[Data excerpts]

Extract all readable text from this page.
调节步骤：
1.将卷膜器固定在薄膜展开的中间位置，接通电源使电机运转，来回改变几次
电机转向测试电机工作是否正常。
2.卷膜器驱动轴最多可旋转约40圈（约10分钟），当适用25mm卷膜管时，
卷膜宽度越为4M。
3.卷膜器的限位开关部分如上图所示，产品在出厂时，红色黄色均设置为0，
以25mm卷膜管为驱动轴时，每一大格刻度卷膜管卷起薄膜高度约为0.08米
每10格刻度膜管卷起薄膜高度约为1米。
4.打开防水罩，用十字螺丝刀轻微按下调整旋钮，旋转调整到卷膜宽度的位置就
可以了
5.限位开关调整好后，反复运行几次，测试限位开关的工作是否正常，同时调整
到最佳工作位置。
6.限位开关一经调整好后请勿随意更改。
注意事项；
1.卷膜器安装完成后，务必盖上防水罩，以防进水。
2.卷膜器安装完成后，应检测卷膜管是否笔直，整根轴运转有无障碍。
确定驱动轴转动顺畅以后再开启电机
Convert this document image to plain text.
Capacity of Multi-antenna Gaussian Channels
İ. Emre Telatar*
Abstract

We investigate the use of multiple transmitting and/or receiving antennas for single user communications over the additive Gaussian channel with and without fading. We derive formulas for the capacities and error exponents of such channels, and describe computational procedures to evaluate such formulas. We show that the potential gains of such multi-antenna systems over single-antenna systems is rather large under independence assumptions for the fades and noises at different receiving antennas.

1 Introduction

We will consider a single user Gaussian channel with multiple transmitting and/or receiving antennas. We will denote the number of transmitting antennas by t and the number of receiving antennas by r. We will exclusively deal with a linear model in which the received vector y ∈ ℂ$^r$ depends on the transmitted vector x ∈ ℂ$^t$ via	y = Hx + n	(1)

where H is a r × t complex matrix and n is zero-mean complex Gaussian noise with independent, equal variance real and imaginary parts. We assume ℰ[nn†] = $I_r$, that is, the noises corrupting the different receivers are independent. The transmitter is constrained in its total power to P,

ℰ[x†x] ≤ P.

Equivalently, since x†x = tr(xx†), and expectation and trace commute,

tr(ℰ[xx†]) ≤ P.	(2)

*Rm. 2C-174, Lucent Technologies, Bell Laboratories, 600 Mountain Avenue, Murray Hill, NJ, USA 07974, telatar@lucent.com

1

*Instruction*
Print the records once more, exactly as they were given.

*Response to this task*
Extract all readable text from this page.
调节步骤：
1.将卷膜器固定在薄膜展开的中间位置，接通电源使电机运转，来回改变几次
电机转向测试电机工作是否正常。
2.卷膜器驱动轴最多可旋转约40圈（约10分钟），当适用25mm卷膜管时，
卷膜宽度越为4M。
3.卷膜器的限位开关部分如上图所示，产品在出厂时，红色黄色均设置为0，
以25mm卷膜管为驱动轴时，每一大格刻度卷膜管卷起薄膜高度约为0.08米
每10格刻度膜管卷起薄膜高度约为1米。
4.打开防水罩，用十字螺丝刀轻微按下调整旋钮，旋转调整到卷膜宽度的位置就
可以了
5.限位开关调整好后，反复运行几次，测试限位开关的工作是否正常，同时调整
到最佳工作位置。
6.限位开关一经调整好后请勿随意更改。
注意事项；
1.卷膜器安装完成后，务必盖上防水罩，以防进水。
2.卷膜器安装完成后，应检测卷膜管是否笔直，整根轴运转有无障碍。
确定驱动轴转动顺畅以后再开启电机
Convert this document image to plain text.
Capacity of Multi-antenna Gaussian Channels
İ. Emre Telatar*
Abstract

We investigate the use of multiple transmitting and/or receiving antennas for single user communications over the additive Gaussian channel with and without fading. We derive formulas for the capacities and error exponents of such channels, and describe computational procedures to evaluate such formulas. We show that the potential gains of such multi-antenna systems over single-antenna systems is rather large under independence assumptions for the fades and noises at different receiving antennas.

1 Introduction

We will consider a single user Gaussian channel with multiple transmitting and/or receiving antennas. We will denote the number of transmitting antennas by t and the number of receiving antennas by r. We will exclusively deal with a linear model in which the received vector y ∈ ℂ$^r$ depends on the transmitted vector x ∈ ℂ$^t$ via	y = Hx + n	(1)

where H is a r × t complex matrix and n is zero-mean complex Gaussian noise with independent, equal variance real and imaginary parts. We assume ℰ[nn†] = $I_r$, that is, the noises corrupting the different receivers are independent. The transmitter is constrained in its total power to P,

ℰ[x†x] ≤ P.

Equivalently, since x†x = tr(xx†), and expectation and trace commute,

tr(ℰ[xx†]) ≤ P.	(2)

*Rm. 2C-174, Lucent Technologies, Bell Laboratories, 600 Mountain Avenue, Murray Hill, NJ, USA 07974, telatar@lucent.com

1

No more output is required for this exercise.